Last time, I looked at the first three of the half dozen 'intellectual' arguments for the existence of a god or gods. This is the second half of the set.
- The Argument from Morality (1): Right and wrong exist, but aren't corporeal, so must be spiritual, so must come from a spiritual source, which must be god.
Alternatively,
People can make laws but not morality. Therefore something else made it, therefore god did.
This is really about transcendental authority. Your boss has power over you, which is given by their boss who has power over them, and so on to the top of the tree. But who awards and justifies the power of the man at the top?
Does he have it by right of inheritance? But where does that right come from? Of conquest? Of just being born with 'natural authority'? Same problem.
God is the obvious super-authoriser and self-authoriser. He's also conveniently invisible, and unavailable to answer questions. We have to be content with his subordinates, who are presumably instructed by him when we're not looking.
There is a parallel between this transcendental authority and the transcendental origin of the Cosmological argument. And the two have the same problem - that once the notion of self-authorisation (or self-creation) is permitted, the whole need for a super-authoriser (or super-creator) disappears.
Morals come from people applying imperfect intellects to imperfectly defined goals in imperfectly understood circumstances.
- The Argument from Morality (2): People are evil, so will only be good if frightened into it, and the only thing capable of doing that is god. Therefore he exists.
Alternatively,
All atheists are sinful. All christians are sinless. Therefore god.
Yes, there are actually two arguments from morality - though people making them often smudge them together. This second one isn't actually an argument about the existence of god - rather it's about the social utility of the masses believing in a vengeful god.
Thus, like the first morality argument, it's about ultimate authority.
The obvious empirical facts that nonbelievers are, if anything, more moral than believers - and indeed the secular nations are uniformally the ones with the lowest crime rates - are easy to ignore.
In its benign form, you often find this argument used by people whose reason pushes them to reject the religion they were raised in, but whose emotional attachment to its moral certainty or financial dependence on its power structure compel them to remain.
It's a sort of halfway house - a notion that although there is no god up there, we should all behave as though there were. It therefore sometimes shades into the 'religions for atheists' - humanism, or the 'spiritual unbeliever' movements.
Either way, it relies on the authoritarian notion that humans are born morally defective and with insufficient intellect to recognise the ethical good, and insufficient willpower to act on it even if they do. Thus they need a ruthless but benevolent dictatorship, to control them for their own good.
Obviously, those who hold such a position don't include themselves in the common mass - they see themselves as 'middle managers' in the dictatorship. Unsurprisingly then, it's a doctrine popular in the middle class.

- - - -

• _Work to complete_:
A – Answer these questions from the essay on morality arguments for god:
(i) Which other argument does the essay say has a transcendental origin parallel to the transcendental authority of the first morality argument?
(ii) According to the essay, what is the second morality argument actually about?
(iii) In which social class does the essay say the doctrine is popular?
B – Carry on the essay on morality arguments for god from its final sentence.
The listing that comes after this point has no connection to the essay on morality arguments for god.

- - - -

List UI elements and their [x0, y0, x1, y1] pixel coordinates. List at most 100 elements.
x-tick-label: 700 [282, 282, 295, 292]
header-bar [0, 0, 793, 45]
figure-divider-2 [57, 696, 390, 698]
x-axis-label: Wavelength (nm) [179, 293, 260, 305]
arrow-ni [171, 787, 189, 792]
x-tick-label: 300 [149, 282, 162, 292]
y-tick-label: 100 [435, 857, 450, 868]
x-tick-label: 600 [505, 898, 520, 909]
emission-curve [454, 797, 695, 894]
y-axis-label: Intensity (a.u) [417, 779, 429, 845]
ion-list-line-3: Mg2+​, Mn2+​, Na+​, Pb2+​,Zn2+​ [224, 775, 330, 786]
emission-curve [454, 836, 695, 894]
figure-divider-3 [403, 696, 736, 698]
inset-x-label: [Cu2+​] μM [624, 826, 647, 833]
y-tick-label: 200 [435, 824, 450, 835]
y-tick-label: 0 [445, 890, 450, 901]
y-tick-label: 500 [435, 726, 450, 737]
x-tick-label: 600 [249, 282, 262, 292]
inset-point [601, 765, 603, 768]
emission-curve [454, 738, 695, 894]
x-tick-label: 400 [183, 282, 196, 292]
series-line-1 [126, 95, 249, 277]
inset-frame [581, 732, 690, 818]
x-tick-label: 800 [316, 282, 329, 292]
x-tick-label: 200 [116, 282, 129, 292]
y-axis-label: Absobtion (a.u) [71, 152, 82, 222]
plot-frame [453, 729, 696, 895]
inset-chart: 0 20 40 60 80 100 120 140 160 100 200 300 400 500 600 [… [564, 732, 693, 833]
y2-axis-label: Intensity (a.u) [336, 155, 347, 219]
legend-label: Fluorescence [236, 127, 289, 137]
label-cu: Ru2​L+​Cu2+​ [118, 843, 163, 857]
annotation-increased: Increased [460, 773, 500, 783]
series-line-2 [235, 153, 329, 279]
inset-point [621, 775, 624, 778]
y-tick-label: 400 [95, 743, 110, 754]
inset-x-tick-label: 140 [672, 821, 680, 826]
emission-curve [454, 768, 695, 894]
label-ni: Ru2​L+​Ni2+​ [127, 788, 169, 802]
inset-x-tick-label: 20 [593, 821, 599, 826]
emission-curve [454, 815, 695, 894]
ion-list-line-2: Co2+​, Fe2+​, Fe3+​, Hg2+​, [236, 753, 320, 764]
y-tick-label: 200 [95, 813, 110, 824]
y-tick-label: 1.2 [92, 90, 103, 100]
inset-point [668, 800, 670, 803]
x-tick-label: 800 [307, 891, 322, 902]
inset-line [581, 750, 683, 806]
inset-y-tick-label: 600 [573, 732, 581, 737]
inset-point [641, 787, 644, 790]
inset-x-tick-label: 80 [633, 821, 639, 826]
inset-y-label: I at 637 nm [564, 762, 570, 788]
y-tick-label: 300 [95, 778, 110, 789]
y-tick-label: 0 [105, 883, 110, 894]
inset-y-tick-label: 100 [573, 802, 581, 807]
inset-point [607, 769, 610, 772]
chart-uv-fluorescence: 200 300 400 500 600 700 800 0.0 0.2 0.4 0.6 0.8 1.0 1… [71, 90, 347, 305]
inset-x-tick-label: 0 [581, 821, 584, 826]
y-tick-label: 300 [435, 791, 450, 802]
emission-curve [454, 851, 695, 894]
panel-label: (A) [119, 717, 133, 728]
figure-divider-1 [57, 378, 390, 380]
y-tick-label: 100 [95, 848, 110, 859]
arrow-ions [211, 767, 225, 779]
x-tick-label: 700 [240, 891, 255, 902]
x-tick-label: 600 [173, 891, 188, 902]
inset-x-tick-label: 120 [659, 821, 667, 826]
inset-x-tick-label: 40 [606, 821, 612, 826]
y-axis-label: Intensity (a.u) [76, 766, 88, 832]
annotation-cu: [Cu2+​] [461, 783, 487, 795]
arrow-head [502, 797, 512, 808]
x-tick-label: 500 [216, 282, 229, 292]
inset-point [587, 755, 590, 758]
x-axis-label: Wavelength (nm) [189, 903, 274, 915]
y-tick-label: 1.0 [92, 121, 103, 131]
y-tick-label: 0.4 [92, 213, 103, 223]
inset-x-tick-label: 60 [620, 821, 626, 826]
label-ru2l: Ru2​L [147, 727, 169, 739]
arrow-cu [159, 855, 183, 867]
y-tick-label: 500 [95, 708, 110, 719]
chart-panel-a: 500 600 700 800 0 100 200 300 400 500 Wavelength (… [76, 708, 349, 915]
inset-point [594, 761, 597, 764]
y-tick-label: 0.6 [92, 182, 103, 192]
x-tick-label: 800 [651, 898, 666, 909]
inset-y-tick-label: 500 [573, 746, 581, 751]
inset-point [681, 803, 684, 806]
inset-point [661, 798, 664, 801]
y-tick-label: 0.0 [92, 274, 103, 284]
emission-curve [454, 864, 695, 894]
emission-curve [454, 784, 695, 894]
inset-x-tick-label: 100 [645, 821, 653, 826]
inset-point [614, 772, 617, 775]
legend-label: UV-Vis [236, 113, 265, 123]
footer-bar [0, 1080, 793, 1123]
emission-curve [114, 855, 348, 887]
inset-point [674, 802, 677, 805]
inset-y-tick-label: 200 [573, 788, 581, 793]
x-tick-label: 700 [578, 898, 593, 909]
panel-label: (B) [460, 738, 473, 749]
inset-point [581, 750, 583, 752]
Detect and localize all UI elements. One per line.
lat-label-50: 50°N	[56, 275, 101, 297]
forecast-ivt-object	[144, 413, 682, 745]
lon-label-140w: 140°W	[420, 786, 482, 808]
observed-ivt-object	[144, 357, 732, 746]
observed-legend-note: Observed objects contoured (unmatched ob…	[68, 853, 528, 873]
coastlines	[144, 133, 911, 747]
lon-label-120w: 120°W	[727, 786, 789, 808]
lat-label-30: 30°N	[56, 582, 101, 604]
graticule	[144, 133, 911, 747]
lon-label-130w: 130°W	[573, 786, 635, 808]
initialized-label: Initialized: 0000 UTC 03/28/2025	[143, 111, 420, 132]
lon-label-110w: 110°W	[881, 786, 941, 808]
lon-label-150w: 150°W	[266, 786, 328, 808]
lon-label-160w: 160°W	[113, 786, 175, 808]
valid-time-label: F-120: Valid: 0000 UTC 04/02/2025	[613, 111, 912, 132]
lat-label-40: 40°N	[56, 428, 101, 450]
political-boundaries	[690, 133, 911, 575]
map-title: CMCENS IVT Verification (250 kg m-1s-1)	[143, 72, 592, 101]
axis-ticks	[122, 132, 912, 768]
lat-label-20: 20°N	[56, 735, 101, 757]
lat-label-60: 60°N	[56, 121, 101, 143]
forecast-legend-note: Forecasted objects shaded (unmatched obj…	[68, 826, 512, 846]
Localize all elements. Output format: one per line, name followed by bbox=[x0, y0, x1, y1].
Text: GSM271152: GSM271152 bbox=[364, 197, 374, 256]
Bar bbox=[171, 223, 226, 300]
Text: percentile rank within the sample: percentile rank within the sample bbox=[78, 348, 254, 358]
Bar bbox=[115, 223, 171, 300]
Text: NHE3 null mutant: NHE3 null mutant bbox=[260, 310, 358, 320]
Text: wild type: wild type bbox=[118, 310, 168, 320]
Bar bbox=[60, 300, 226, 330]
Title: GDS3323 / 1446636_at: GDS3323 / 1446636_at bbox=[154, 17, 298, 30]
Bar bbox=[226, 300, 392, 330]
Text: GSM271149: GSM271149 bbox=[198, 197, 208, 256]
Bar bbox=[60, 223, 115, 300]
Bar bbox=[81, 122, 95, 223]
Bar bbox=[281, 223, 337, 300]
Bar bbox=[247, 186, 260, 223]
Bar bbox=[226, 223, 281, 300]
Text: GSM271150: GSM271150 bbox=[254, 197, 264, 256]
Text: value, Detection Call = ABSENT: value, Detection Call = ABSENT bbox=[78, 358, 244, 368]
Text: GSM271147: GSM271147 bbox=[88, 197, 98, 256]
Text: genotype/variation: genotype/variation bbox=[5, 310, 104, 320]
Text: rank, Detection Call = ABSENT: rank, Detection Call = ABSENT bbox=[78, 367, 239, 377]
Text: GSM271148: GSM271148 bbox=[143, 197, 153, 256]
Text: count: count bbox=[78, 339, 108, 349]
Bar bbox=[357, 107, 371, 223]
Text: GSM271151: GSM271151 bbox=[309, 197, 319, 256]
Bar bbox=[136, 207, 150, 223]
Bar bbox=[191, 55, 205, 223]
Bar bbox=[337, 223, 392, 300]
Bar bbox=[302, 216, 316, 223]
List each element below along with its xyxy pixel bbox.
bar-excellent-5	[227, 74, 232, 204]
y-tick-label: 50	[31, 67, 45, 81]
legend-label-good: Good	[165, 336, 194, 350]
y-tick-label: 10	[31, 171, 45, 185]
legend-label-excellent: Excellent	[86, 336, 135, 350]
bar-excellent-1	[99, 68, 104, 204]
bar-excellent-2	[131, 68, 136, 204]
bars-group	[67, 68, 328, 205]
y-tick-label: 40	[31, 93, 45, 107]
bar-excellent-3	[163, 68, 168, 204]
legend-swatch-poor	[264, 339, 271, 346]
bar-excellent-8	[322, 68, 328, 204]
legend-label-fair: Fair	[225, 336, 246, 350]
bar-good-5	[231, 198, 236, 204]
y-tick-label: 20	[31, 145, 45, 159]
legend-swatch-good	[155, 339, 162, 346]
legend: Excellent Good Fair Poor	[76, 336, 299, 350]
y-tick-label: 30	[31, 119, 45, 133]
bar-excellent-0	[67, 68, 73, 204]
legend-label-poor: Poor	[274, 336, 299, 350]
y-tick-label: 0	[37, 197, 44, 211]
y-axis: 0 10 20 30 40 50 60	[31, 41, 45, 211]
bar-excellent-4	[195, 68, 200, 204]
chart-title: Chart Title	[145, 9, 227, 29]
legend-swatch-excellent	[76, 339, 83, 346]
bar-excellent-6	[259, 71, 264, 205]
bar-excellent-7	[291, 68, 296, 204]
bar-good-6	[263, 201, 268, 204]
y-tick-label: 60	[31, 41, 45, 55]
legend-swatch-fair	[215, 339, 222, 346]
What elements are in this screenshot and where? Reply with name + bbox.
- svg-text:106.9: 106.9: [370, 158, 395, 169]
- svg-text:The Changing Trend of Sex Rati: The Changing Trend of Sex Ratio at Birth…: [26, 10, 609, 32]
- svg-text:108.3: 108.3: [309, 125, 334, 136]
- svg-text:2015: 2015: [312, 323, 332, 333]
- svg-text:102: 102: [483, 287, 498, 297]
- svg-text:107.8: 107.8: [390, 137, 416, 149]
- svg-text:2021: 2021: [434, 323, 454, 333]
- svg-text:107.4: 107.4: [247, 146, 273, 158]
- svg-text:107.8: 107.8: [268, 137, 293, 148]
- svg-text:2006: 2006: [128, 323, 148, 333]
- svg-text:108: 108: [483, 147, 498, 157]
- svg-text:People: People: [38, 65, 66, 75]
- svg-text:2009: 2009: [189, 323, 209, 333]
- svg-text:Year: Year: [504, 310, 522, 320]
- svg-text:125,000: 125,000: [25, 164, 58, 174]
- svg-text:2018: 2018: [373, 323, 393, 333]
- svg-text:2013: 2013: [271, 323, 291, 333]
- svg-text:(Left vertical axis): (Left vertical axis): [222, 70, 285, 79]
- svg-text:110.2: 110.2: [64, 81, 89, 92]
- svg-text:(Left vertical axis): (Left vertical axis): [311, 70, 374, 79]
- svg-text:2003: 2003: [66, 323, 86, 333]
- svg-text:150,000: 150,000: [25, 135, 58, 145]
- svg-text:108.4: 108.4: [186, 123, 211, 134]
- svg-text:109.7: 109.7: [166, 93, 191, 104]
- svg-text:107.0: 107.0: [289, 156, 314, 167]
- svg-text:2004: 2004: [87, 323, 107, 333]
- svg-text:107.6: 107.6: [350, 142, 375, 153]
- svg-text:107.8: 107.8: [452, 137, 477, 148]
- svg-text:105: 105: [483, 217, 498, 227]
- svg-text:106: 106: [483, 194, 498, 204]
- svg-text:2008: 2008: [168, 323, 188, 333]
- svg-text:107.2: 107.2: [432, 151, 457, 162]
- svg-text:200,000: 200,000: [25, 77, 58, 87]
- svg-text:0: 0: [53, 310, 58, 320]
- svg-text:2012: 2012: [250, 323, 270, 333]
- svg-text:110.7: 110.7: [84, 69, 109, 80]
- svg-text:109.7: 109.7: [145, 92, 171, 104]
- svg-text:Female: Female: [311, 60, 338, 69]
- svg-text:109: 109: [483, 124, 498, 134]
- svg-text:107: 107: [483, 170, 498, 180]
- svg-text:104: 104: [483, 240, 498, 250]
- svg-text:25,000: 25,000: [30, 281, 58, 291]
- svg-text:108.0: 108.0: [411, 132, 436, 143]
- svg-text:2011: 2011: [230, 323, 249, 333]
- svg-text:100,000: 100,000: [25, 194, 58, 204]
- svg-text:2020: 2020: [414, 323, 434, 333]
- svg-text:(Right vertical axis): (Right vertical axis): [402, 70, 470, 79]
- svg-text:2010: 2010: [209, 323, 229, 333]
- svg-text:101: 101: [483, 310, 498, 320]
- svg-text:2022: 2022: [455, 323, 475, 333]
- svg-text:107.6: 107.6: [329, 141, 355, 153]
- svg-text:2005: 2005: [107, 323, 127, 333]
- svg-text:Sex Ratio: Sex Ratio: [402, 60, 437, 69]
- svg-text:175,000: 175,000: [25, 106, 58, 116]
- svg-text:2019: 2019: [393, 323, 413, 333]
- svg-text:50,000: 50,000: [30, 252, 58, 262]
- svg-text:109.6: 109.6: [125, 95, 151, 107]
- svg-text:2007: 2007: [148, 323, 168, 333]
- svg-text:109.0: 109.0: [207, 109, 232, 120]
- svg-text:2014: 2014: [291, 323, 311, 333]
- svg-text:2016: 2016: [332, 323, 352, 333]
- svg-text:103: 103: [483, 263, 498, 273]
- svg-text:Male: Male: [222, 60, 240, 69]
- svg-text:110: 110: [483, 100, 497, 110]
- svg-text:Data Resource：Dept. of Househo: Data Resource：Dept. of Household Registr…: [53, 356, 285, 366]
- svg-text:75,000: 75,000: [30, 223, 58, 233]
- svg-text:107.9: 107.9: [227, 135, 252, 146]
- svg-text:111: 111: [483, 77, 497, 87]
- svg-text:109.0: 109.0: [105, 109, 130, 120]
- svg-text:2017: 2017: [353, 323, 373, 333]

- - - -

• _Replies_:
A –
(i) The Cosmological argument.
(ii) The social utility of the masses believing in a vengeful god.
(iii) The middle class.

B –
- The Argument from Revelation: God changed my heart. Therefore I know with absolute but incommunicable certainty that he's real.
Alternatively,
I had a powerful vision, and only true visions are powerful, so god exists.
Also called the argument from personal experience, this is a fallback position for when logical or empirical arguments fail. It attempts to locate the proof of god in a place where the skeptic can never reach it. Namely in the private experiences, conveniently inexpressible, of the believer. And in this one case, the experiences are declared to be self-guaranteeing, though for reasons which are also conveniently inexpressible.
The argument ultimately just pushes the burden of proof one stage further back. The believer is saying "You need to believe X and my proof is Y, but I can't tell you what Y is. You need to believe Y."
Plus, any argument from revelation can be blocked by another argument from revelation.
I've listed the six 'respectable' arguments for the existence of a deity. Each has many variations, which try to avoid the pitfalls I've outlined.
The most common evasive strategy is to word the arguments in far more oblique, slippery and insinuating ways that I've given. However, once the verbiage, vagueness and meaningless qualifications are burned away, the central arguments become clear - and so therefore do their refutations.
Of course, there are many other arguments commonly used - in fact, these are the ones that ordinary believers tend to produce. And some of these will form the final part of this unholy trinity of essays.
You're quite a philosophical Dude, really.
ReplyDeleteMe like The Church of Kapitano. Worldly, wise and musical, too (though not, as yet, gospel).
Camy ;)
Thankyou. I'm not sure whether my first love was music or philosophy - I discovered them both at around the same time.
ReplyDeleteMost of the content of these philosophical posts I learned 20 or 25 years ago. But back then, I didn't know how to explain it.
The church of Kapitano might have plenty of Hims, and kneeling to worship :-). But the music is always whatever the parishoner's into at that moment, and there's a minimum of silly hats.